Transcribe the whole listing below without changing a word, but leave out every image.

START

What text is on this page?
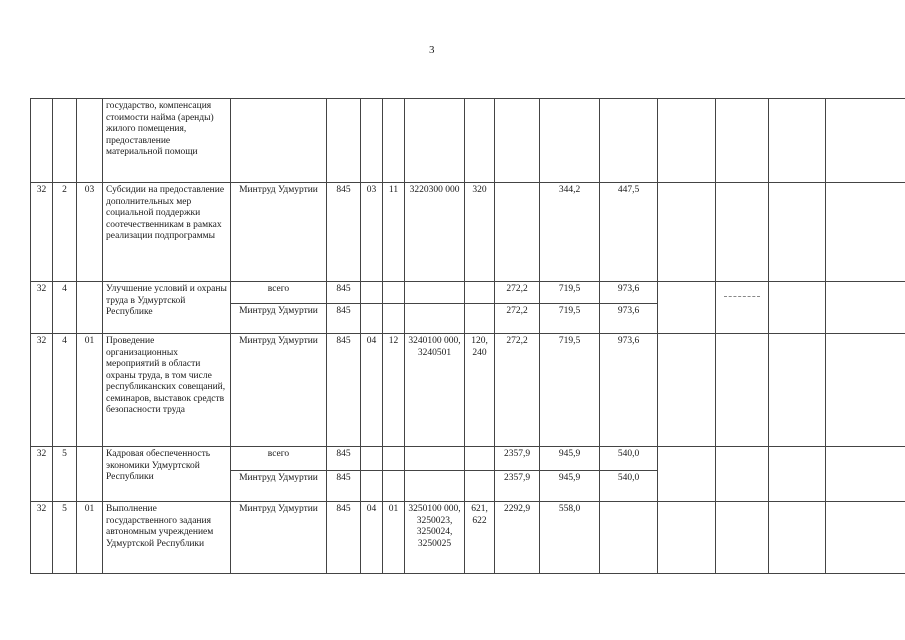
3
			государство, компенсация стоимости найма (аренды) жилого помещения, предоставление материальной помощи													
32	2	03	Субсидии на предоставление дополнительных мер социальной поддержки соотечественникам в рамках реализации подпрограммы	Минтруд Удмуртии	845	03	11	3220300 000	320		344,2	447,5				
32	4		Улучшение условий и охраны труда в Удмуртской Республике	всего	845					272,2	719,5	973,6		

				Минтруд Удмуртии	845					272,2	719,5	973,6				
32	4	01	Проведение организационных мероприятий в области охраны труда, в том числе республиканских совещаний, семинаров, выставок средств безопасности труда	Минтруд Удмуртии	845	04	12	3240100 000, 3240501	120, 240	272,2	719,5	973,6				
32	5		Кадровая обеспеченность экономики Удмуртской Республики	всего	845					2357,9	945,9	540,0				
				Минтруд Удмуртии	845					2357,9	945,9	540,0				
32	5	01	Выполнение государственного задания автономным учреждением Удмуртской Республики	Минтруд Удмуртии	845	04	01	3250100 000, 3250023, 3250024, 3250025	621, 622	2292,9	558,0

END

Result of this task >>
What text is on this page?
3
			государство, компенсация стоимости найма (аренды) жилого помещения, предоставление материальной помощи													
32	2	03	Субсидии на предоставление дополнительных мер социальной поддержки соотечественникам в рамках реализации подпрограммы	Минтруд Удмуртии	845	03	11	3220300 000	320		344,2	447,5				
32	4		Улучшение условий и охраны труда в Удмуртской Республике	всего	845					272,2	719,5	973,6		

				Минтруд Удмуртии	845					272,2	719,5	973,6				
32	4	01	Проведение организационных мероприятий в области охраны труда, в том числе республиканских совещаний, семинаров, выставок средств безопасности труда	Минтруд Удмуртии	845	04	12	3240100 000, 3240501	120, 240	272,2	719,5	973,6				
32	5		Кадровая обеспеченность экономики Удмуртской Республики	всего	845					2357,9	945,9	540,0				
				Минтруд Удмуртии	845					2357,9	945,9	540,0				
32	5	01	Выполнение государственного задания автономным учреждением Удмуртской Республики	Минтруд Удмуртии	845	04	01	3250100 000, 3250023, 3250024, 3250025	621, 622	2292,9	558,0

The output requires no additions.